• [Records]
▬▬▬▬▬▬

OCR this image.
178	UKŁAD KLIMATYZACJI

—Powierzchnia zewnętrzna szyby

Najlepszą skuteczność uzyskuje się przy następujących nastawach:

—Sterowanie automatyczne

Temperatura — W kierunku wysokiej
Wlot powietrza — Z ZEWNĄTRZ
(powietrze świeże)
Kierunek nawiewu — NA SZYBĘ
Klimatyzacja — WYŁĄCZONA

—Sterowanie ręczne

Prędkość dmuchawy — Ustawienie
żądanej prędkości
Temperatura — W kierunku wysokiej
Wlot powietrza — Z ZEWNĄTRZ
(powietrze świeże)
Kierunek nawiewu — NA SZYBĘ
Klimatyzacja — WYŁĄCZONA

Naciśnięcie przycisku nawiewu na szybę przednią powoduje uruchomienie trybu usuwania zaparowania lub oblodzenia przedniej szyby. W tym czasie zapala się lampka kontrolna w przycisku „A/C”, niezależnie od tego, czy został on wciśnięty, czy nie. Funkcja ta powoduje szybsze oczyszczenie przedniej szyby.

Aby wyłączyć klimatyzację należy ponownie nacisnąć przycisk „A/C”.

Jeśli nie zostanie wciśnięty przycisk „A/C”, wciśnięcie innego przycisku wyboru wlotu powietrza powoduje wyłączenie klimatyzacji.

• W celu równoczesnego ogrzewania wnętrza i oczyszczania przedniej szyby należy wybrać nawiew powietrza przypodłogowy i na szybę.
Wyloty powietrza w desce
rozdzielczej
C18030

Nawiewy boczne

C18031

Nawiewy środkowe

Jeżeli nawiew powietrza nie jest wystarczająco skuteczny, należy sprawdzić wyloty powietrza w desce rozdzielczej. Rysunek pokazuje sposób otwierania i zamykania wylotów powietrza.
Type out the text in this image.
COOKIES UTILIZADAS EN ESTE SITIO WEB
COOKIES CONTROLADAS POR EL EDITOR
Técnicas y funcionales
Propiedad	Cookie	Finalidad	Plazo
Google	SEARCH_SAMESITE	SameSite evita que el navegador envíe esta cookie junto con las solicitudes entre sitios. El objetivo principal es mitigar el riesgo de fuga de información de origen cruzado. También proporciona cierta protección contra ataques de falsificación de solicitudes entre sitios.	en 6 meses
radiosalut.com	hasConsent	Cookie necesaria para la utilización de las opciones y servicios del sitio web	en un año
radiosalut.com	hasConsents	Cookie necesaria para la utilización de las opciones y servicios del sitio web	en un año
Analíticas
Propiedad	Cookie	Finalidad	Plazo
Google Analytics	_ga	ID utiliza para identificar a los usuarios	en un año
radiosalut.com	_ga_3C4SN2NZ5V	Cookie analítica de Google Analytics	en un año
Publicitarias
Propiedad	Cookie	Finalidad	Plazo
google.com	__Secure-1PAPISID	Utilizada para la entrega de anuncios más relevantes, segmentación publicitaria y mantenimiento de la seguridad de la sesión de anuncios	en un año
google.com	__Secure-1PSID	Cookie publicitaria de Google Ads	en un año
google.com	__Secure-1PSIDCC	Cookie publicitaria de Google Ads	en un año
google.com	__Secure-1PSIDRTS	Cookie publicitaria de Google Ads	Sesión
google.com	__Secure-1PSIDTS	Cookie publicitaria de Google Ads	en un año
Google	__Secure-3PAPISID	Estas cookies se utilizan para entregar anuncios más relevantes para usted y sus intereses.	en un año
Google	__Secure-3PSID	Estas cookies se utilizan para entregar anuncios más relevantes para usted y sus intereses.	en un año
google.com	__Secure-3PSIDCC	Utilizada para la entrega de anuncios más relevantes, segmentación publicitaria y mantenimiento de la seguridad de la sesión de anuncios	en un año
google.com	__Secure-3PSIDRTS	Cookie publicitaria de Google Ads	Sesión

▬▬▬▬▬▬

• [WHAT THIS TASK INVOLVES] Retype the whole listing above exactly.

• [WORKED SOLUTION]
OCR this image.
178	UKŁAD KLIMATYZACJI

—Powierzchnia zewnętrzna szyby

Najlepszą skuteczność uzyskuje się przy następujących nastawach:

—Sterowanie automatyczne

Temperatura — W kierunku wysokiej
Wlot powietrza — Z ZEWNĄTRZ
(powietrze świeże)
Kierunek nawiewu — NA SZYBĘ
Klimatyzacja — WYŁĄCZONA

—Sterowanie ręczne

Prędkość dmuchawy — Ustawienie
żądanej prędkości
Temperatura — W kierunku wysokiej
Wlot powietrza — Z ZEWNĄTRZ
(powietrze świeże)
Kierunek nawiewu — NA SZYBĘ
Klimatyzacja — WYŁĄCZONA

Naciśnięcie przycisku nawiewu na szybę przednią powoduje uruchomienie trybu usuwania zaparowania lub oblodzenia przedniej szyby. W tym czasie zapala się lampka kontrolna w przycisku „A/C”, niezależnie od tego, czy został on wciśnięty, czy nie. Funkcja ta powoduje szybsze oczyszczenie przedniej szyby.

Aby wyłączyć klimatyzację należy ponownie nacisnąć przycisk „A/C”.

Jeśli nie zostanie wciśnięty przycisk „A/C”, wciśnięcie innego przycisku wyboru wlotu powietrza powoduje wyłączenie klimatyzacji.

• W celu równoczesnego ogrzewania wnętrza i oczyszczania przedniej szyby należy wybrać nawiew powietrza przypodłogowy i na szybę.
Wyloty powietrza w desce
rozdzielczej
C18030

Nawiewy boczne

C18031

Nawiewy środkowe

Jeżeli nawiew powietrza nie jest wystarczająco skuteczny, należy sprawdzić wyloty powietrza w desce rozdzielczej. Rysunek pokazuje sposób otwierania i zamykania wylotów powietrza.
Type out the text in this image.
COOKIES UTILIZADAS EN ESTE SITIO WEB
COOKIES CONTROLADAS POR EL EDITOR
Técnicas y funcionales
Propiedad	Cookie	Finalidad	Plazo
Google	SEARCH_SAMESITE	SameSite evita que el navegador envíe esta cookie junto con las solicitudes entre sitios. El objetivo principal es mitigar el riesgo de fuga de información de origen cruzado. También proporciona cierta protección contra ataques de falsificación de solicitudes entre sitios.	en 6 meses
radiosalut.com	hasConsent	Cookie necesaria para la utilización de las opciones y servicios del sitio web	en un año
radiosalut.com	hasConsents	Cookie necesaria para la utilización de las opciones y servicios del sitio web	en un año
Analíticas
Propiedad	Cookie	Finalidad	Plazo
Google Analytics	_ga	ID utiliza para identificar a los usuarios	en un año
radiosalut.com	_ga_3C4SN2NZ5V	Cookie analítica de Google Analytics	en un año
Publicitarias
Propiedad	Cookie	Finalidad	Plazo
google.com	__Secure-1PAPISID	Utilizada para la entrega de anuncios más relevantes, segmentación publicitaria y mantenimiento de la seguridad de la sesión de anuncios	en un año
google.com	__Secure-1PSID	Cookie publicitaria de Google Ads	en un año
google.com	__Secure-1PSIDCC	Cookie publicitaria de Google Ads	en un año
google.com	__Secure-1PSIDRTS	Cookie publicitaria de Google Ads	Sesión
google.com	__Secure-1PSIDTS	Cookie publicitaria de Google Ads	en un año
Google	__Secure-3PAPISID	Estas cookies se utilizan para entregar anuncios más relevantes para usted y sus intereses.	en un año
Google	__Secure-3PSID	Estas cookies se utilizan para entregar anuncios más relevantes para usted y sus intereses.	en un año
google.com	__Secure-3PSIDCC	Utilizada para la entrega de anuncios más relevantes, segmentación publicitaria y mantenimiento de la seguridad de la sesión de anuncios	en un año
google.com	__Secure-3PSIDRTS	Cookie publicitaria de Google Ads	Sesión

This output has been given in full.